Stored data

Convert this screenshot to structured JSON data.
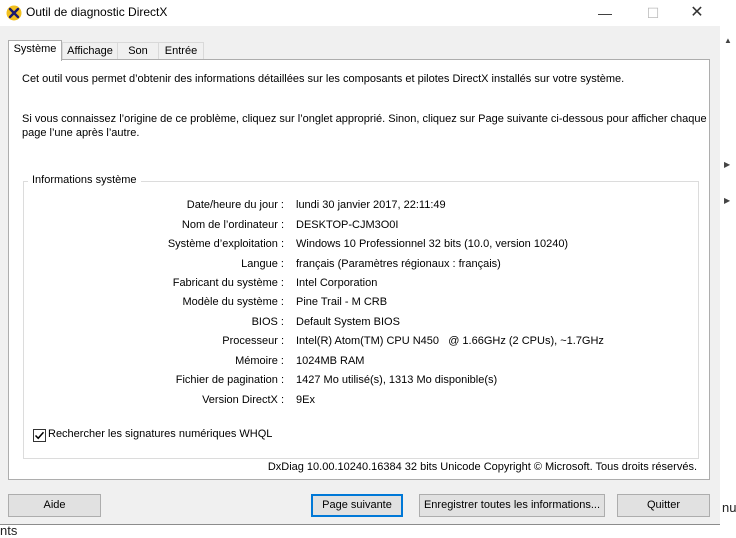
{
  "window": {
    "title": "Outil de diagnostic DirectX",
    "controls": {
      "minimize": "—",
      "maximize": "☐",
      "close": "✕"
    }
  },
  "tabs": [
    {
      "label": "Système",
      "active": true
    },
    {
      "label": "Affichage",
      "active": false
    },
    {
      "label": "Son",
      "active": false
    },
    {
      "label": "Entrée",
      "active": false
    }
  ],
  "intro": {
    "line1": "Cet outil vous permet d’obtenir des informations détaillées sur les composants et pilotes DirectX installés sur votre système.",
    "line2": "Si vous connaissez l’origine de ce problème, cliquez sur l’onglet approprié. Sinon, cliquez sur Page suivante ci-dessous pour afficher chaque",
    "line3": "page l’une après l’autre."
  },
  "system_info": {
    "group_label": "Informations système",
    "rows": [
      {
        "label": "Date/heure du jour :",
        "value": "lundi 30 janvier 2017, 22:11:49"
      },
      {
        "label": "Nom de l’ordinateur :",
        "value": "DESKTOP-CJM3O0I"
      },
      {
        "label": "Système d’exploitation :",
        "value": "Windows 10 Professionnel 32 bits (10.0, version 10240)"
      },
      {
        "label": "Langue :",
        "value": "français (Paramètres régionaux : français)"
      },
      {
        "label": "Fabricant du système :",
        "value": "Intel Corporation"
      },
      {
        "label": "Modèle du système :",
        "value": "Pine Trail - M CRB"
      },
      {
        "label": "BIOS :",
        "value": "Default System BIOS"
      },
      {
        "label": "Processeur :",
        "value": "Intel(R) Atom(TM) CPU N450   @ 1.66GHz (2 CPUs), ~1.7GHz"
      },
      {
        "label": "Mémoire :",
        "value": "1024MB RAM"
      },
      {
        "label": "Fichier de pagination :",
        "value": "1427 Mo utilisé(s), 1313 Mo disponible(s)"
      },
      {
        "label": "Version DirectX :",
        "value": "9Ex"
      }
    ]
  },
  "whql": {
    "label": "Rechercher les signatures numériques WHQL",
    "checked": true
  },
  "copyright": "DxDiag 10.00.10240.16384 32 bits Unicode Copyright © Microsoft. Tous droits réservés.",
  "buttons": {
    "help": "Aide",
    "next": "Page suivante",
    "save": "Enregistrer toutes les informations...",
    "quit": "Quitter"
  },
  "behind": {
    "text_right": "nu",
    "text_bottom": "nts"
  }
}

What you have to do: The entries above are to be returned exactly, without their pictures.

Solution to the exercise:
Convert this screenshot to structured JSON data.
{
  "window": {
    "title": "Outil de diagnostic DirectX",
    "controls": {
      "minimize": "—",
      "maximize": "☐",
      "close": "✕"
    }
  },
  "tabs": [
    {
      "label": "Système",
      "active": true
    },
    {
      "label": "Affichage",
      "active": false
    },
    {
      "label": "Son",
      "active": false
    },
    {
      "label": "Entrée",
      "active": false
    }
  ],
  "intro": {
    "line1": "Cet outil vous permet d’obtenir des informations détaillées sur les composants et pilotes DirectX installés sur votre système.",
    "line2": "Si vous connaissez l’origine de ce problème, cliquez sur l’onglet approprié. Sinon, cliquez sur Page suivante ci-dessous pour afficher chaque",
    "line3": "page l’une après l’autre."
  },
  "system_info": {
    "group_label": "Informations système",
    "rows": [
      {
        "label": "Date/heure du jour :",
        "value": "lundi 30 janvier 2017, 22:11:49"
      },
      {
        "label": "Nom de l’ordinateur :",
        "value": "DESKTOP-CJM3O0I"
      },
      {
        "label": "Système d’exploitation :",
        "value": "Windows 10 Professionnel 32 bits (10.0, version 10240)"
      },
      {
        "label": "Langue :",
        "value": "français (Paramètres régionaux : français)"
      },
      {
        "label": "Fabricant du système :",
        "value": "Intel Corporation"
      },
      {
        "label": "Modèle du système :",
        "value": "Pine Trail - M CRB"
      },
      {
        "label": "BIOS :",
        "value": "Default System BIOS"
      },
      {
        "label": "Processeur :",
        "value": "Intel(R) Atom(TM) CPU N450   @ 1.66GHz (2 CPUs), ~1.7GHz"
      },
      {
        "label": "Mémoire :",
        "value": "1024MB RAM"
      },
      {
        "label": "Fichier de pagination :",
        "value": "1427 Mo utilisé(s), 1313 Mo disponible(s)"
      },
      {
        "label": "Version DirectX :",
        "value": "9Ex"
      }
    ]
  },
  "whql": {
    "label": "Rechercher les signatures numériques WHQL",
    "checked": true
  },
  "copyright": "DxDiag 10.00.10240.16384 32 bits Unicode Copyright © Microsoft. Tous droits réservés.",
  "buttons": {
    "help": "Aide",
    "next": "Page suivante",
    "save": "Enregistrer toutes les informations...",
    "quit": "Quitter"
  },
  "behind": {
    "text_right": "nu",
    "text_bottom": "nts"
  }
}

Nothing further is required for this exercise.